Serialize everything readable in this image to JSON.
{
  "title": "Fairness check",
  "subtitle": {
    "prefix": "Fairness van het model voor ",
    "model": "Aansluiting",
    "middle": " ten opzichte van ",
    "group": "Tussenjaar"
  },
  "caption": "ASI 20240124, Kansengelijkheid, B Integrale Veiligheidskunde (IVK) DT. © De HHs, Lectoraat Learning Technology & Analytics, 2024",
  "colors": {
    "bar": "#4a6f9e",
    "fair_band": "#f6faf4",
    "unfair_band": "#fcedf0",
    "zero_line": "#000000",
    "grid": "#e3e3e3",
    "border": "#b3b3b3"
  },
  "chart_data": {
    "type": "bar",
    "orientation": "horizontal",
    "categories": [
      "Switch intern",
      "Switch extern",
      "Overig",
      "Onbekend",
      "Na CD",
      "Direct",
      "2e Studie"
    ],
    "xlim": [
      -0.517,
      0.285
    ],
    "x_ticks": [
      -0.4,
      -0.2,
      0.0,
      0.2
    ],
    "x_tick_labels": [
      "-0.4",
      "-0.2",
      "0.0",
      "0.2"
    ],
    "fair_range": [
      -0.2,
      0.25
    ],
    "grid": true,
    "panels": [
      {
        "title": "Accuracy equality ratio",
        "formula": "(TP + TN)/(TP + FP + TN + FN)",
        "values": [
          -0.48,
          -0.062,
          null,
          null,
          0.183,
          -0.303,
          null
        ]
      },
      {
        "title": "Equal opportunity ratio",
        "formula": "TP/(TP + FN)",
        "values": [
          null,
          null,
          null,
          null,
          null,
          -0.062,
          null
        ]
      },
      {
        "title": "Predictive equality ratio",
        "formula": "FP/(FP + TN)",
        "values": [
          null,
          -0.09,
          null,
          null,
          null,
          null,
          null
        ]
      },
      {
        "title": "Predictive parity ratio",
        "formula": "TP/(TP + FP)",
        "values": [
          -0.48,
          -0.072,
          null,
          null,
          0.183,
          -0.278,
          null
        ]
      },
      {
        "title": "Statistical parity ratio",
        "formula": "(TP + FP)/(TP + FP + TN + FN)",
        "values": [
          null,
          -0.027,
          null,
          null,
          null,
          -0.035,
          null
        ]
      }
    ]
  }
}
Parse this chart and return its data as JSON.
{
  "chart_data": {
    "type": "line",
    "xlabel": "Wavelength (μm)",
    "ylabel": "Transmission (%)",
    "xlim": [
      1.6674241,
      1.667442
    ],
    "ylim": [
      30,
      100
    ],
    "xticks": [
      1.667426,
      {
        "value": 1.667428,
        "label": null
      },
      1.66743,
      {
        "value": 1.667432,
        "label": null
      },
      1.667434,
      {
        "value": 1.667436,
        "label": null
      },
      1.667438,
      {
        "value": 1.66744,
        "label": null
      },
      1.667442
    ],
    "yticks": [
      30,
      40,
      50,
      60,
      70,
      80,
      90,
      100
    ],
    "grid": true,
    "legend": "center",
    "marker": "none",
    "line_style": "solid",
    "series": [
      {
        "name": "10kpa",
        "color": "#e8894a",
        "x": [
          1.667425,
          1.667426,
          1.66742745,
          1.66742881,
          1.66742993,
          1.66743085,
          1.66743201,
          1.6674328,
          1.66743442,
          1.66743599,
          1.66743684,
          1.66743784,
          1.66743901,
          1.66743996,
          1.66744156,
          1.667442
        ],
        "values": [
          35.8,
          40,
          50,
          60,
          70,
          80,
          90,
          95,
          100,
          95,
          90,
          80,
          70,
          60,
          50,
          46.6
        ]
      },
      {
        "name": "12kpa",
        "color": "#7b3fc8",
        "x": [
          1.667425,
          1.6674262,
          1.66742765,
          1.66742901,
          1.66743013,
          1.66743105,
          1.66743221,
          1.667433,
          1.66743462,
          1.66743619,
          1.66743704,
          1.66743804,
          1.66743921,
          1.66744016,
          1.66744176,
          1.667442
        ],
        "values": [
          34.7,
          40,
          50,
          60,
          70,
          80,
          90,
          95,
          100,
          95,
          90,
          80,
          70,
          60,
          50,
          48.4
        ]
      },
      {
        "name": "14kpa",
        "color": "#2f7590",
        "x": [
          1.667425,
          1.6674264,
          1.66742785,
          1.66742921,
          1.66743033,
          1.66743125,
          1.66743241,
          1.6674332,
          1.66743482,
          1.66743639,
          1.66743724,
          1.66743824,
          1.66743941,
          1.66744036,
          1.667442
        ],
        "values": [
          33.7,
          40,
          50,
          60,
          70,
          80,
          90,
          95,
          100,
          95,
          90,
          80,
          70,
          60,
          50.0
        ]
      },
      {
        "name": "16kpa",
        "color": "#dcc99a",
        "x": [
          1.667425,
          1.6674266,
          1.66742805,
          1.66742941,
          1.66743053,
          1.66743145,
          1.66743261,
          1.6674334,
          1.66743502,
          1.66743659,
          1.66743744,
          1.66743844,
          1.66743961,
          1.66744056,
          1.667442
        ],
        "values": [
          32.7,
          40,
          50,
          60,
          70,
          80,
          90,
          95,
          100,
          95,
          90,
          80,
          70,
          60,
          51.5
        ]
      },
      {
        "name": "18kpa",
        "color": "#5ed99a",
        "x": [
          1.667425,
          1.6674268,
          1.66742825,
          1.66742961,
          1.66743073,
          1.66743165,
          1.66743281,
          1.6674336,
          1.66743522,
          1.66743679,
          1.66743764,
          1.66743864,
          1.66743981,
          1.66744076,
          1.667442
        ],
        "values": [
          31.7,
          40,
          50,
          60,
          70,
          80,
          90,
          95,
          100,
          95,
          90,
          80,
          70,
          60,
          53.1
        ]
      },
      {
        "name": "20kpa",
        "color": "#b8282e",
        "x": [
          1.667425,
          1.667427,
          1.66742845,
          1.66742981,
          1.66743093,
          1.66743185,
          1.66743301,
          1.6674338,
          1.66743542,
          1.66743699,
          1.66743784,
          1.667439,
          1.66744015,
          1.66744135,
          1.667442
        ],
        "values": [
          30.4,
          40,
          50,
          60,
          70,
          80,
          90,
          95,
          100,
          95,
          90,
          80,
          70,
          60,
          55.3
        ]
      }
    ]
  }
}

[Goal] Output every record above exactly as it appears.

[Task response]
Serialize everything readable in this image to JSON.
{
  "title": "Fairness check",
  "subtitle": {
    "prefix": "Fairness van het model voor ",
    "model": "Aansluiting",
    "middle": " ten opzichte van ",
    "group": "Tussenjaar"
  },
  "caption": "ASI 20240124, Kansengelijkheid, B Integrale Veiligheidskunde (IVK) DT. © De HHs, Lectoraat Learning Technology & Analytics, 2024",
  "colors": {
    "bar": "#4a6f9e",
    "fair_band": "#f6faf4",
    "unfair_band": "#fcedf0",
    "zero_line": "#000000",
    "grid": "#e3e3e3",
    "border": "#b3b3b3"
  },
  "chart_data": {
    "type": "bar",
    "orientation": "horizontal",
    "categories": [
      "Switch intern",
      "Switch extern",
      "Overig",
      "Onbekend",
      "Na CD",
      "Direct",
      "2e Studie"
    ],
    "xlim": [
      -0.517,
      0.285
    ],
    "x_ticks": [
      -0.4,
      -0.2,
      0.0,
      0.2
    ],
    "x_tick_labels": [
      "-0.4",
      "-0.2",
      "0.0",
      "0.2"
    ],
    "fair_range": [
      -0.2,
      0.25
    ],
    "grid": true,
    "panels": [
      {
        "title": "Accuracy equality ratio",
        "formula": "(TP + TN)/(TP + FP + TN + FN)",
        "values": [
          -0.48,
          -0.062,
          null,
          null,
          0.183,
          -0.303,
          null
        ]
      },
      {
        "title": "Equal opportunity ratio",
        "formula": "TP/(TP + FN)",
        "values": [
          null,
          null,
          null,
          null,
          null,
          -0.062,
          null
        ]
      },
      {
        "title": "Predictive equality ratio",
        "formula": "FP/(FP + TN)",
        "values": [
          null,
          -0.09,
          null,
          null,
          null,
          null,
          null
        ]
      },
      {
        "title": "Predictive parity ratio",
        "formula": "TP/(TP + FP)",
        "values": [
          -0.48,
          -0.072,
          null,
          null,
          0.183,
          -0.278,
          null
        ]
      },
      {
        "title": "Statistical parity ratio",
        "formula": "(TP + FP)/(TP + FP + TN + FN)",
        "values": [
          null,
          -0.027,
          null,
          null,
          null,
          -0.035,
          null
        ]
      }
    ]
  }
}
Parse this chart and return its data as JSON.
{
  "chart_data": {
    "type": "line",
    "xlabel": "Wavelength (μm)",
    "ylabel": "Transmission (%)",
    "xlim": [
      1.6674241,
      1.667442
    ],
    "ylim": [
      30,
      100
    ],
    "xticks": [
      1.667426,
      {
        "value": 1.667428,
        "label": null
      },
      1.66743,
      {
        "value": 1.667432,
        "label": null
      },
      1.667434,
      {
        "value": 1.667436,
        "label": null
      },
      1.667438,
      {
        "value": 1.66744,
        "label": null
      },
      1.667442
    ],
    "yticks": [
      30,
      40,
      50,
      60,
      70,
      80,
      90,
      100
    ],
    "grid": true,
    "legend": "center",
    "marker": "none",
    "line_style": "solid",
    "series": [
      {
        "name": "10kpa",
        "color": "#e8894a",
        "x": [
          1.667425,
          1.667426,
          1.66742745,
          1.66742881,
          1.66742993,
          1.66743085,
          1.66743201,
          1.6674328,
          1.66743442,
          1.66743599,
          1.66743684,
          1.66743784,
          1.66743901,
          1.66743996,
          1.66744156,
          1.667442
        ],
        "values": [
          35.8,
          40,
          50,
          60,
          70,
          80,
          90,
          95,
          100,
          95,
          90,
          80,
          70,
          60,
          50,
          46.6
        ]
      },
      {
        "name": "12kpa",
        "color": "#7b3fc8",
        "x": [
          1.667425,
          1.6674262,
          1.66742765,
          1.66742901,
          1.66743013,
          1.66743105,
          1.66743221,
          1.667433,
          1.66743462,
          1.66743619,
          1.66743704,
          1.66743804,
          1.66743921,
          1.66744016,
          1.66744176,
          1.667442
        ],
        "values": [
          34.7,
          40,
          50,
          60,
          70,
          80,
          90,
          95,
          100,
          95,
          90,
          80,
          70,
          60,
          50,
          48.4
        ]
      },
      {
        "name": "14kpa",
        "color": "#2f7590",
        "x": [
          1.667425,
          1.6674264,
          1.66742785,
          1.66742921,
          1.66743033,
          1.66743125,
          1.66743241,
          1.6674332,
          1.66743482,
          1.66743639,
          1.66743724,
          1.66743824,
          1.66743941,
          1.66744036,
          1.667442
        ],
        "values": [
          33.7,
          40,
          50,
          60,
          70,
          80,
          90,
          95,
          100,
          95,
          90,
          80,
          70,
          60,
          50.0
        ]
      },
      {
        "name": "16kpa",
        "color": "#dcc99a",
        "x": [
          1.667425,
          1.6674266,
          1.66742805,
          1.66742941,
          1.66743053,
          1.66743145,
          1.66743261,
          1.6674334,
          1.66743502,
          1.66743659,
          1.66743744,
          1.66743844,
          1.66743961,
          1.66744056,
          1.667442
        ],
        "values": [
          32.7,
          40,
          50,
          60,
          70,
          80,
          90,
          95,
          100,
          95,
          90,
          80,
          70,
          60,
          51.5
        ]
      },
      {
        "name": "18kpa",
        "color": "#5ed99a",
        "x": [
          1.667425,
          1.6674268,
          1.66742825,
          1.66742961,
          1.66743073,
          1.66743165,
          1.66743281,
          1.6674336,
          1.66743522,
          1.66743679,
          1.66743764,
          1.66743864,
          1.66743981,
          1.66744076,
          1.667442
        ],
        "values": [
          31.7,
          40,
          50,
          60,
          70,
          80,
          90,
          95,
          100,
          95,
          90,
          80,
          70,
          60,
          53.1
        ]
      },
      {
        "name": "20kpa",
        "color": "#b8282e",
        "x": [
          1.667425,
          1.667427,
          1.66742845,
          1.66742981,
          1.66743093,
          1.66743185,
          1.66743301,
          1.6674338,
          1.66743542,
          1.66743699,
          1.66743784,
          1.667439,
          1.66744015,
          1.66744135,
          1.667442
        ],
        "values": [
          30.4,
          40,
          50,
          60,
          70,
          80,
          90,
          95,
          100,
          95,
          90,
          80,
          70,
          60,
          55.3
        ]
      }
    ]
  }
}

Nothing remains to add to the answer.